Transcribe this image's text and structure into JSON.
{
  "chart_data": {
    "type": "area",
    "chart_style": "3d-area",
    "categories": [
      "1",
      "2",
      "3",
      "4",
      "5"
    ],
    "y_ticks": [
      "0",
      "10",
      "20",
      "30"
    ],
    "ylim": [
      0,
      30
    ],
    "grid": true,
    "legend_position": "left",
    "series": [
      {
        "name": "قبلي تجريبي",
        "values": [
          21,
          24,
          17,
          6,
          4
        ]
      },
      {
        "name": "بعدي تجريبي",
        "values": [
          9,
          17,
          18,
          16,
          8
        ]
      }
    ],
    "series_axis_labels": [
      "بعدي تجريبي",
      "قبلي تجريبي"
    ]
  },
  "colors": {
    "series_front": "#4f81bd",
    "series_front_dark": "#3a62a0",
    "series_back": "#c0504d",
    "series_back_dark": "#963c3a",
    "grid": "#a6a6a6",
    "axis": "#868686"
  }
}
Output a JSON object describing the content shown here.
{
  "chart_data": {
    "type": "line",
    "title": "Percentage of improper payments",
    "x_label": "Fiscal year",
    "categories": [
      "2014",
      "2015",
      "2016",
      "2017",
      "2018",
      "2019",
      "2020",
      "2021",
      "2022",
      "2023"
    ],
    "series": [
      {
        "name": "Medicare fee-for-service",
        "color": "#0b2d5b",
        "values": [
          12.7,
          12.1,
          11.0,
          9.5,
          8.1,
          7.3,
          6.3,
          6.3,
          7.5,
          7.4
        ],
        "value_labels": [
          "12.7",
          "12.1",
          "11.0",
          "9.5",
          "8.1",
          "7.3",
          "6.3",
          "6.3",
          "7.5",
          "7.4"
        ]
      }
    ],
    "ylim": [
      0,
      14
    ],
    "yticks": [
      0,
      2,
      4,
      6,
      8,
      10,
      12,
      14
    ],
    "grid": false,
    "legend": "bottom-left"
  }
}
--
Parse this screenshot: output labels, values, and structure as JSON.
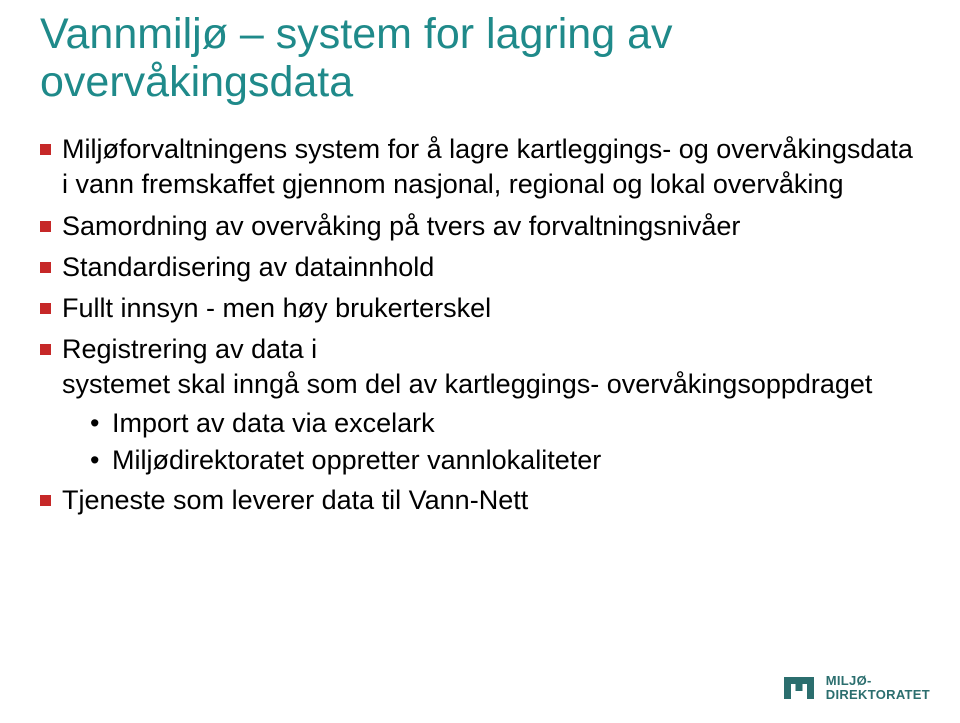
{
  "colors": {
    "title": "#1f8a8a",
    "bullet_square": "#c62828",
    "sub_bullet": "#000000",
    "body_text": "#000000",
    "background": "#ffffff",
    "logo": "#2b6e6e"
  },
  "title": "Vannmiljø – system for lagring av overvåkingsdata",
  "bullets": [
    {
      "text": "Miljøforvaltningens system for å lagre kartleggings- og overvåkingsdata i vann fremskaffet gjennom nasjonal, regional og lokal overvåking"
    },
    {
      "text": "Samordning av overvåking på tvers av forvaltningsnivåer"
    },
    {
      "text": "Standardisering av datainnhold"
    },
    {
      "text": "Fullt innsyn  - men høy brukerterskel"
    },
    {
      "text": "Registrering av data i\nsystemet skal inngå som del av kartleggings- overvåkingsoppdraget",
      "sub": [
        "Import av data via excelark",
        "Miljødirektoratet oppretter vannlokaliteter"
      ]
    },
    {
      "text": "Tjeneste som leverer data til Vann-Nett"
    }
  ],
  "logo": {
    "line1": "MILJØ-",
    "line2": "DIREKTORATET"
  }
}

— TASK STATEMENT —
Pick out every line above that contains the word "تجريبي" and copy it.

— WRITTEN SOLUTION —
        "name": "قبلي تجريبي",
        "name": "بعدي تجريبي",
      "بعدي تجريبي",
      "قبلي تجريبي"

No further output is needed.